WHAT YOU ARE ASKED TO DO:
Below are some records. Say how many of their lines contain the string "this", and give nothing but the number.

RECORDS SUPPLIED:
--------------------

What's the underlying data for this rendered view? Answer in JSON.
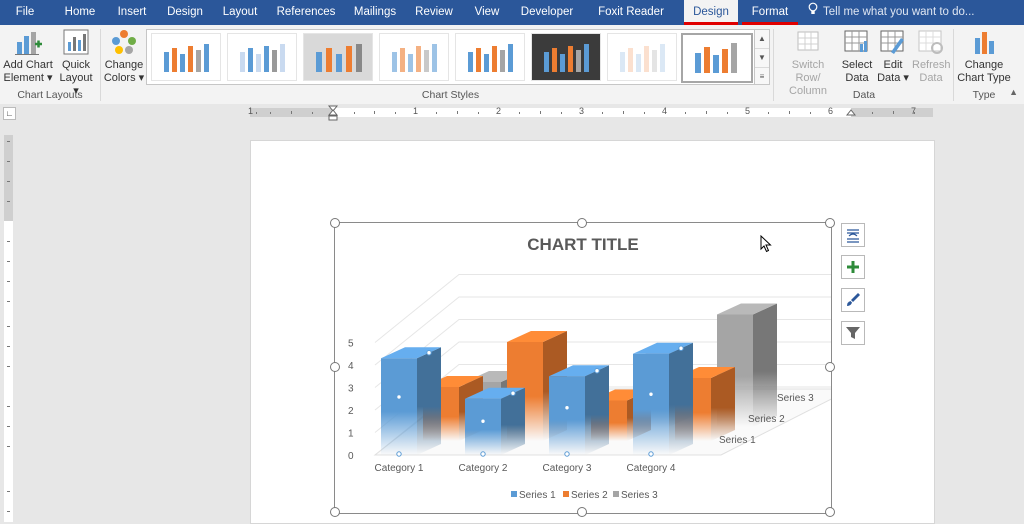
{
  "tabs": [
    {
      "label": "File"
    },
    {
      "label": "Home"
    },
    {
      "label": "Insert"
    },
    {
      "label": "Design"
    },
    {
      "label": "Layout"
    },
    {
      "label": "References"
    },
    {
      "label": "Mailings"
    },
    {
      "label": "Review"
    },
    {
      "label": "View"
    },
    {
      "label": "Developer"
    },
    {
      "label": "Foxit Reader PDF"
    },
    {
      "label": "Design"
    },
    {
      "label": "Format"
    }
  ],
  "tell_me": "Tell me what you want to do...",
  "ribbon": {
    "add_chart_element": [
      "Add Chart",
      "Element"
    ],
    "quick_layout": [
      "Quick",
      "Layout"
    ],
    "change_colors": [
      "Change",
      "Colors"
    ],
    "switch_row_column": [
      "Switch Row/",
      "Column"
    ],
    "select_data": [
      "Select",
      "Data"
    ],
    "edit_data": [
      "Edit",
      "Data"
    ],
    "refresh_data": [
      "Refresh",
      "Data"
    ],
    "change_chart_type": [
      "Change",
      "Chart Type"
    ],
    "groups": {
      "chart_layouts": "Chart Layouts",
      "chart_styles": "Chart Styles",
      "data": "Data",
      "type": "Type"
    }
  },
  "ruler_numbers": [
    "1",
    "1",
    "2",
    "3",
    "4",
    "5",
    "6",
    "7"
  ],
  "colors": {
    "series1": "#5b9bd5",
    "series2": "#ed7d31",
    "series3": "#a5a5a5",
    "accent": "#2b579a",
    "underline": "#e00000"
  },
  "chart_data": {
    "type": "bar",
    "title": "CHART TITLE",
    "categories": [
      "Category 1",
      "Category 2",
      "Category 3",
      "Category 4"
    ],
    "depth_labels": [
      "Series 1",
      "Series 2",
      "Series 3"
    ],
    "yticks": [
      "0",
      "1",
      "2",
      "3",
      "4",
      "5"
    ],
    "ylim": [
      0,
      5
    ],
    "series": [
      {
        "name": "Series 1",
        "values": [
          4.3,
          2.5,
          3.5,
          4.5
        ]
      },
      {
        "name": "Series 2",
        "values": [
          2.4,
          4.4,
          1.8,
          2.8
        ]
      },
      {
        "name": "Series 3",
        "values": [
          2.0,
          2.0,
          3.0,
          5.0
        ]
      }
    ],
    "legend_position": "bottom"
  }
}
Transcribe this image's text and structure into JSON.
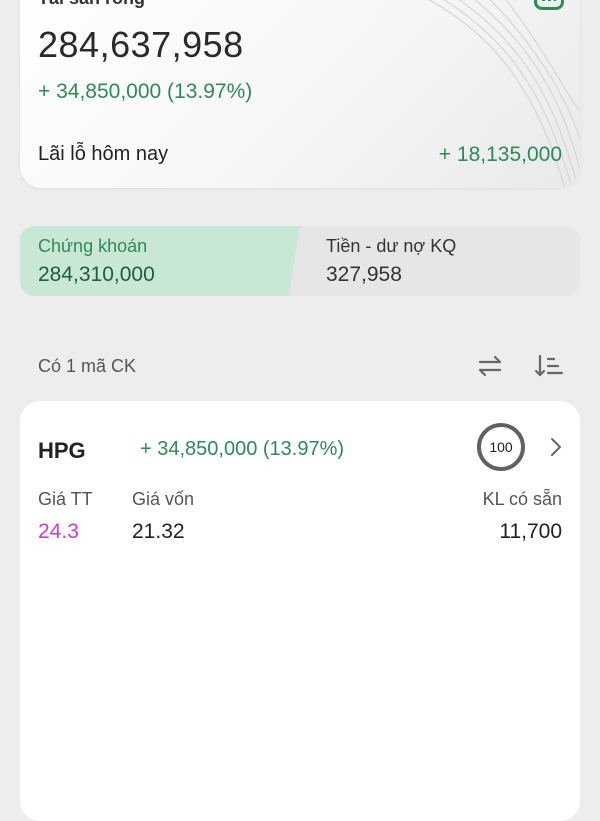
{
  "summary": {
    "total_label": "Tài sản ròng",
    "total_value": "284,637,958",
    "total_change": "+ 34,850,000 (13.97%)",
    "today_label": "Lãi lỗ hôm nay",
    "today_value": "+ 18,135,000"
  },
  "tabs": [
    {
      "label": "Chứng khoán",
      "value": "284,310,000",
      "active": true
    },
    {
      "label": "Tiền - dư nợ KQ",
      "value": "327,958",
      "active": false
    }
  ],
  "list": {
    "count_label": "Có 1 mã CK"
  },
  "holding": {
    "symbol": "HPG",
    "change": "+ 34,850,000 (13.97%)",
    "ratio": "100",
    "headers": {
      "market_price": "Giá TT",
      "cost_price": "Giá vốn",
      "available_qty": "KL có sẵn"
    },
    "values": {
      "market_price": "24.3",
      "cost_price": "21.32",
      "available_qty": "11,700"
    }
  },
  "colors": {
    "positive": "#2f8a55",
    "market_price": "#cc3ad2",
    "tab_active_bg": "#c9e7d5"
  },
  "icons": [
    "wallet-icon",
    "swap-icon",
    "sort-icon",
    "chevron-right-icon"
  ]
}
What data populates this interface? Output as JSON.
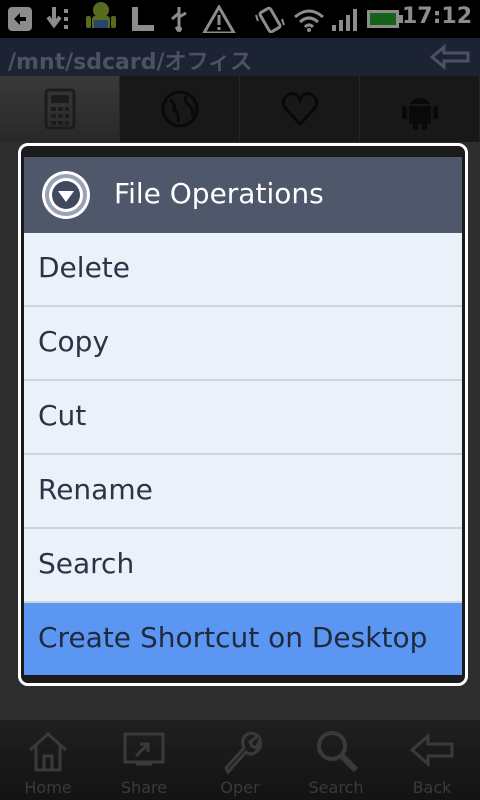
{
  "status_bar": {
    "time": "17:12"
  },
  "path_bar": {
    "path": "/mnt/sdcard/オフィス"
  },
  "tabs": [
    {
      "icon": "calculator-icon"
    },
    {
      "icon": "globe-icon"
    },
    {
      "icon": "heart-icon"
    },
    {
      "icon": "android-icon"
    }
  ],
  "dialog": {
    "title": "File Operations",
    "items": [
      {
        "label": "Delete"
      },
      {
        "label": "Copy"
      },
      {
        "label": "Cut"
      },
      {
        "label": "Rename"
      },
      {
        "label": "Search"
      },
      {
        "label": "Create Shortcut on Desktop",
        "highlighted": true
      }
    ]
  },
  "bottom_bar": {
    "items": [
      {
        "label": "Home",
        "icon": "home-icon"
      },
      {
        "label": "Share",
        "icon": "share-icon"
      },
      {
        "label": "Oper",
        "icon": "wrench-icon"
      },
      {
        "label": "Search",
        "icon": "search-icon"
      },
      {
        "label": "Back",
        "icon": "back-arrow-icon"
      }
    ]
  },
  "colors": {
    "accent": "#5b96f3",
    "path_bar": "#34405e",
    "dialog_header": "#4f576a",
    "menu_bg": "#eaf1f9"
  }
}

--------------------

RESPONSE:
3